> EXERCISE DETAILS
Return the records in full, exactly as given.

[Dataset entries]
╭──

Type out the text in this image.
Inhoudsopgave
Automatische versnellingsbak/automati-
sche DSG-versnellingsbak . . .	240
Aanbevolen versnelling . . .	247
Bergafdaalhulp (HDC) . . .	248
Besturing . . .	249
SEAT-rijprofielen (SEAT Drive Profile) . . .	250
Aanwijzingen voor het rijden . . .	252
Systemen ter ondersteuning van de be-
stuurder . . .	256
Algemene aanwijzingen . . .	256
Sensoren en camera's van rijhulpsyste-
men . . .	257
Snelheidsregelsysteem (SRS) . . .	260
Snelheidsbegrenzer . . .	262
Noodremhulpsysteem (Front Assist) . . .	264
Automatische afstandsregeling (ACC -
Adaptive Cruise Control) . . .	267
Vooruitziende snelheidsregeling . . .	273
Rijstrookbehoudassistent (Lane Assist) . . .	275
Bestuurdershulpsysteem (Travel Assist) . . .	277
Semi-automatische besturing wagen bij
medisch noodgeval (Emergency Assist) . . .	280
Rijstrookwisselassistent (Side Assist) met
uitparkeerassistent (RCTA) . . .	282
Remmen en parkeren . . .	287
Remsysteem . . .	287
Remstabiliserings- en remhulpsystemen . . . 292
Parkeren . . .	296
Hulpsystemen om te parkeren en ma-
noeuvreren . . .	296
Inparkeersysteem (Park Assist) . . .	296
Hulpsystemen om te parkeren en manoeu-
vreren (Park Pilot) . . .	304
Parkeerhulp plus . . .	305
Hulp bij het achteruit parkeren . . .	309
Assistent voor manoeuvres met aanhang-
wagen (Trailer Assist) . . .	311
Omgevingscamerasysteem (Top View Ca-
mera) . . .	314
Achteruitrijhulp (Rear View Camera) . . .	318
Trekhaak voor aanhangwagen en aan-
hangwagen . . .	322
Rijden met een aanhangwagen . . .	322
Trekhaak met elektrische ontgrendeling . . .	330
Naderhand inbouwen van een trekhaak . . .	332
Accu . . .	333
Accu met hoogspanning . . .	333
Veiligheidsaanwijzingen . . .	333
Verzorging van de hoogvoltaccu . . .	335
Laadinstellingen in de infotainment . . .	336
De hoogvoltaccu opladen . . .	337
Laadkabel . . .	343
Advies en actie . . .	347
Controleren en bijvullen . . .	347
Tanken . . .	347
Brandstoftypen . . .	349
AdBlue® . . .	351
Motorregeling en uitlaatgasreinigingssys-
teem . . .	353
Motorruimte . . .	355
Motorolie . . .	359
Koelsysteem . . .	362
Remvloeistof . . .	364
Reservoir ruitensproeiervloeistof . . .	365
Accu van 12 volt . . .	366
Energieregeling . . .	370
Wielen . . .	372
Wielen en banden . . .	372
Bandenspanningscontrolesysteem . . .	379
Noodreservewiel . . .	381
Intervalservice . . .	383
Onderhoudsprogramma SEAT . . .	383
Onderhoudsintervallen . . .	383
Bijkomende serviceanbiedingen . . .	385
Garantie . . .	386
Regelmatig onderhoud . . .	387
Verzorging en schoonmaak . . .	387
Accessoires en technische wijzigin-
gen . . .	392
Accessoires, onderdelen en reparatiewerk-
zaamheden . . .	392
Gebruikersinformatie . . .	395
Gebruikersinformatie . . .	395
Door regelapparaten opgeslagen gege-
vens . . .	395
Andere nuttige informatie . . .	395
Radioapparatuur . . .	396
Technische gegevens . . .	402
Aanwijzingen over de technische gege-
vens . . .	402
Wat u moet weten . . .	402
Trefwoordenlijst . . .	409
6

╰──

> COMPLETED EXERCISE
Type out the text in this image.
Inhoudsopgave
Automatische versnellingsbak/automati-
sche DSG-versnellingsbak . . .	240
Aanbevolen versnelling . . .	247
Bergafdaalhulp (HDC) . . .	248
Besturing . . .	249
SEAT-rijprofielen (SEAT Drive Profile) . . .	250
Aanwijzingen voor het rijden . . .	252
Systemen ter ondersteuning van de be-
stuurder . . .	256
Algemene aanwijzingen . . .	256
Sensoren en camera's van rijhulpsyste-
men . . .	257
Snelheidsregelsysteem (SRS) . . .	260
Snelheidsbegrenzer . . .	262
Noodremhulpsysteem (Front Assist) . . .	264
Automatische afstandsregeling (ACC -
Adaptive Cruise Control) . . .	267
Vooruitziende snelheidsregeling . . .	273
Rijstrookbehoudassistent (Lane Assist) . . .	275
Bestuurdershulpsysteem (Travel Assist) . . .	277
Semi-automatische besturing wagen bij
medisch noodgeval (Emergency Assist) . . .	280
Rijstrookwisselassistent (Side Assist) met
uitparkeerassistent (RCTA) . . .	282
Remmen en parkeren . . .	287
Remsysteem . . .	287
Remstabiliserings- en remhulpsystemen . . . 292
Parkeren . . .	296
Hulpsystemen om te parkeren en ma-
noeuvreren . . .	296
Inparkeersysteem (Park Assist) . . .	296
Hulpsystemen om te parkeren en manoeu-
vreren (Park Pilot) . . .	304
Parkeerhulp plus . . .	305
Hulp bij het achteruit parkeren . . .	309
Assistent voor manoeuvres met aanhang-
wagen (Trailer Assist) . . .	311
Omgevingscamerasysteem (Top View Ca-
mera) . . .	314
Achteruitrijhulp (Rear View Camera) . . .	318
Trekhaak voor aanhangwagen en aan-
hangwagen . . .	322
Rijden met een aanhangwagen . . .	322
Trekhaak met elektrische ontgrendeling . . .	330
Naderhand inbouwen van een trekhaak . . .	332
Accu . . .	333
Accu met hoogspanning . . .	333
Veiligheidsaanwijzingen . . .	333
Verzorging van de hoogvoltaccu . . .	335
Laadinstellingen in de infotainment . . .	336
De hoogvoltaccu opladen . . .	337
Laadkabel . . .	343
Advies en actie . . .	347
Controleren en bijvullen . . .	347
Tanken . . .	347
Brandstoftypen . . .	349
AdBlue® . . .	351
Motorregeling en uitlaatgasreinigingssys-
teem . . .	353
Motorruimte . . .	355
Motorolie . . .	359
Koelsysteem . . .	362
Remvloeistof . . .	364
Reservoir ruitensproeiervloeistof . . .	365
Accu van 12 volt . . .	366
Energieregeling . . .	370
Wielen . . .	372
Wielen en banden . . .	372
Bandenspanningscontrolesysteem . . .	379
Noodreservewiel . . .	381
Intervalservice . . .	383
Onderhoudsprogramma SEAT . . .	383
Onderhoudsintervallen . . .	383
Bijkomende serviceanbiedingen . . .	385
Garantie . . .	386
Regelmatig onderhoud . . .	387
Verzorging en schoonmaak . . .	387
Accessoires en technische wijzigin-
gen . . .	392
Accessoires, onderdelen en reparatiewerk-
zaamheden . . .	392
Gebruikersinformatie . . .	395
Gebruikersinformatie . . .	395
Door regelapparaten opgeslagen gege-
vens . . .	395
Andere nuttige informatie . . .	395
Radioapparatuur . . .	396
Technische gegevens . . .	402
Aanwijzingen over de technische gege-
vens . . .	402
Wat u moet weten . . .	402
Trefwoordenlijst . . .	409
6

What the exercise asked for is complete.